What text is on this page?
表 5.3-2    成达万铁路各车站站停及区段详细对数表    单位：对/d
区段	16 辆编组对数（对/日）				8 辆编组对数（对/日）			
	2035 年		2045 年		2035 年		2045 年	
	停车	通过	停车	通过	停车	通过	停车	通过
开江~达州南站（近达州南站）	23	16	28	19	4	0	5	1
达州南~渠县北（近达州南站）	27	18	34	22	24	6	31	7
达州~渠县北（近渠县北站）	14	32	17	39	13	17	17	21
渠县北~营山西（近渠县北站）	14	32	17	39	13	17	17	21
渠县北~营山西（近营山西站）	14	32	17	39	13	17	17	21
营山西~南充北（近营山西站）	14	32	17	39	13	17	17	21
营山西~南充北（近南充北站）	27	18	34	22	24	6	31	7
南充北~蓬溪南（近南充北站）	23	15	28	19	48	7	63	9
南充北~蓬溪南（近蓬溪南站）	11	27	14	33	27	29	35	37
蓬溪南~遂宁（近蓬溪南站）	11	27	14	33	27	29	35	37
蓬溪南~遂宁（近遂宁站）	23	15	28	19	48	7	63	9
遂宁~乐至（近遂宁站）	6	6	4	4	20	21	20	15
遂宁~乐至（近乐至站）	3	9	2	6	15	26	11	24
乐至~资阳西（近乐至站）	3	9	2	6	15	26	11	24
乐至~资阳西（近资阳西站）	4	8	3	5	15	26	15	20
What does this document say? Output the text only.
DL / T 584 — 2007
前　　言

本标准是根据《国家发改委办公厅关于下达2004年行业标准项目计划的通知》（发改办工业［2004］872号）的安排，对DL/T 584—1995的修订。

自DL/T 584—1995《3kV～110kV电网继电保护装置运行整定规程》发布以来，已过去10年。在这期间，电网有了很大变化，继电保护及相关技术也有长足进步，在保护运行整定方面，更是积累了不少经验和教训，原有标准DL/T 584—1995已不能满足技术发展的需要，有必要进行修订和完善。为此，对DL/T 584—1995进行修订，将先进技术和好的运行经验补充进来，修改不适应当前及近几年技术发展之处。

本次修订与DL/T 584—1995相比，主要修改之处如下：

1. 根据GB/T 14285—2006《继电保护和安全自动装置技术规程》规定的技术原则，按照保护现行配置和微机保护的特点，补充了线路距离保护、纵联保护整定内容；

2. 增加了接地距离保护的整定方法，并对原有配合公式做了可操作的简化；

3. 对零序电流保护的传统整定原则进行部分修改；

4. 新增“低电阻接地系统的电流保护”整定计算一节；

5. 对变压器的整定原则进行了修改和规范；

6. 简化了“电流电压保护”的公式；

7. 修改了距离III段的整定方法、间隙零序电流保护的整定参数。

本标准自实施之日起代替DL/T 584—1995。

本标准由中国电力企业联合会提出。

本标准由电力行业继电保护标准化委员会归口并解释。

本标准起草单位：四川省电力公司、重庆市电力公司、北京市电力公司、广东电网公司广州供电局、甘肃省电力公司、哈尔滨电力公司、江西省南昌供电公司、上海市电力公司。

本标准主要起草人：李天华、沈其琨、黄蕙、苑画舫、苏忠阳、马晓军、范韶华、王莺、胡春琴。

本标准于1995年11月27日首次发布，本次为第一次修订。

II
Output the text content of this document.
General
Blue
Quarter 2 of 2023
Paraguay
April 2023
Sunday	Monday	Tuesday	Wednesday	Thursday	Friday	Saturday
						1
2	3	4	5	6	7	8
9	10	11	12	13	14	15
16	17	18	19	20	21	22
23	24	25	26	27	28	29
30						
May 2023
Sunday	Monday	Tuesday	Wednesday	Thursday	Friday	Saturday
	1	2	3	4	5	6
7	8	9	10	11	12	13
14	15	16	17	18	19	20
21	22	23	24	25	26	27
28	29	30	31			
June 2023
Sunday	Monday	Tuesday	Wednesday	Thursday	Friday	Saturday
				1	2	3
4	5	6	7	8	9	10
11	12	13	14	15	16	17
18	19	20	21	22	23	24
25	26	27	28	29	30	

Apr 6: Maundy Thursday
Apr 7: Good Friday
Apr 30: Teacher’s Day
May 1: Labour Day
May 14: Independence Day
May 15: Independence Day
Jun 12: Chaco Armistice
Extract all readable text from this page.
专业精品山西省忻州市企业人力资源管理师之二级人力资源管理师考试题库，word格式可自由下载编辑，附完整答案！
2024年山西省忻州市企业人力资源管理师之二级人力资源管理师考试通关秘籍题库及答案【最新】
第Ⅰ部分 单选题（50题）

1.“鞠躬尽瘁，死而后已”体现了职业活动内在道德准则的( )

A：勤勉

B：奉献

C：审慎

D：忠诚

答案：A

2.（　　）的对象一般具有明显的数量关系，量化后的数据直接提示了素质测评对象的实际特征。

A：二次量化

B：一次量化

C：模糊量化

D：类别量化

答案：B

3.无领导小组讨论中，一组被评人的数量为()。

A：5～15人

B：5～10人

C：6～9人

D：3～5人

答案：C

= = =

Objective
Repeat the records above in full, character for character.

Reply to the exercise
What text is on this page?
表 5.3-2    成达万铁路各车站站停及区段详细对数表    单位：对/d
区段	16 辆编组对数（对/日）				8 辆编组对数（对/日）			
	2035 年		2045 年		2035 年		2045 年	
	停车	通过	停车	通过	停车	通过	停车	通过
开江~达州南站（近达州南站）	23	16	28	19	4	0	5	1
达州南~渠县北（近达州南站）	27	18	34	22	24	6	31	7
达州~渠县北（近渠县北站）	14	32	17	39	13	17	17	21
渠县北~营山西（近渠县北站）	14	32	17	39	13	17	17	21
渠县北~营山西（近营山西站）	14	32	17	39	13	17	17	21
营山西~南充北（近营山西站）	14	32	17	39	13	17	17	21
营山西~南充北（近南充北站）	27	18	34	22	24	6	31	7
南充北~蓬溪南（近南充北站）	23	15	28	19	48	7	63	9
南充北~蓬溪南（近蓬溪南站）	11	27	14	33	27	29	35	37
蓬溪南~遂宁（近蓬溪南站）	11	27	14	33	27	29	35	37
蓬溪南~遂宁（近遂宁站）	23	15	28	19	48	7	63	9
遂宁~乐至（近遂宁站）	6	6	4	4	20	21	20	15
遂宁~乐至（近乐至站）	3	9	2	6	15	26	11	24
乐至~资阳西（近乐至站）	3	9	2	6	15	26	11	24
乐至~资阳西（近资阳西站）	4	8	3	5	15	26	15	20
What does this document say? Output the text only.
DL / T 584 — 2007
前　　言

本标准是根据《国家发改委办公厅关于下达2004年行业标准项目计划的通知》（发改办工业［2004］872号）的安排，对DL/T 584—1995的修订。

自DL/T 584—1995《3kV～110kV电网继电保护装置运行整定规程》发布以来，已过去10年。在这期间，电网有了很大变化，继电保护及相关技术也有长足进步，在保护运行整定方面，更是积累了不少经验和教训，原有标准DL/T 584—1995已不能满足技术发展的需要，有必要进行修订和完善。为此，对DL/T 584—1995进行修订，将先进技术和好的运行经验补充进来，修改不适应当前及近几年技术发展之处。

本次修订与DL/T 584—1995相比，主要修改之处如下：

1. 根据GB/T 14285—2006《继电保护和安全自动装置技术规程》规定的技术原则，按照保护现行配置和微机保护的特点，补充了线路距离保护、纵联保护整定内容；

2. 增加了接地距离保护的整定方法，并对原有配合公式做了可操作的简化；

3. 对零序电流保护的传统整定原则进行部分修改；

4. 新增“低电阻接地系统的电流保护”整定计算一节；

5. 对变压器的整定原则进行了修改和规范；

6. 简化了“电流电压保护”的公式；

7. 修改了距离III段的整定方法、间隙零序电流保护的整定参数。

本标准自实施之日起代替DL/T 584—1995。

本标准由中国电力企业联合会提出。

本标准由电力行业继电保护标准化委员会归口并解释。

本标准起草单位：四川省电力公司、重庆市电力公司、北京市电力公司、广东电网公司广州供电局、甘肃省电力公司、哈尔滨电力公司、江西省南昌供电公司、上海市电力公司。

本标准主要起草人：李天华、沈其琨、黄蕙、苑画舫、苏忠阳、马晓军、范韶华、王莺、胡春琴。

本标准于1995年11月27日首次发布，本次为第一次修订。

II
Output the text content of this document.
General
Blue
Quarter 2 of 2023
Paraguay
April 2023
Sunday	Monday	Tuesday	Wednesday	Thursday	Friday	Saturday
						1
2	3	4	5	6	7	8
9	10	11	12	13	14	15
16	17	18	19	20	21	22
23	24	25	26	27	28	29
30						
May 2023
Sunday	Monday	Tuesday	Wednesday	Thursday	Friday	Saturday
	1	2	3	4	5	6
7	8	9	10	11	12	13
14	15	16	17	18	19	20
21	22	23	24	25	26	27
28	29	30	31			
June 2023
Sunday	Monday	Tuesday	Wednesday	Thursday	Friday	Saturday
				1	2	3
4	5	6	7	8	9	10
11	12	13	14	15	16	17
18	19	20	21	22	23	24
25	26	27	28	29	30	

Apr 6: Maundy Thursday
Apr 7: Good Friday
Apr 30: Teacher’s Day
May 1: Labour Day
May 14: Independence Day
May 15: Independence Day
Jun 12: Chaco Armistice
Extract all readable text from this page.
专业精品山西省忻州市企业人力资源管理师之二级人力资源管理师考试题库，word格式可自由下载编辑，附完整答案！
2024年山西省忻州市企业人力资源管理师之二级人力资源管理师考试通关秘籍题库及答案【最新】
第Ⅰ部分 单选题（50题）

1.“鞠躬尽瘁，死而后已”体现了职业活动内在道德准则的( )

A：勤勉

B：奉献

C：审慎

D：忠诚

答案：A

2.（　　）的对象一般具有明显的数量关系，量化后的数据直接提示了素质测评对象的实际特征。

A：二次量化

B：一次量化

C：模糊量化

D：类别量化

答案：B

3.无领导小组讨论中，一组被评人的数量为()。

A：5～15人

B：5～10人

C：6～9人

D：3～5人

答案：C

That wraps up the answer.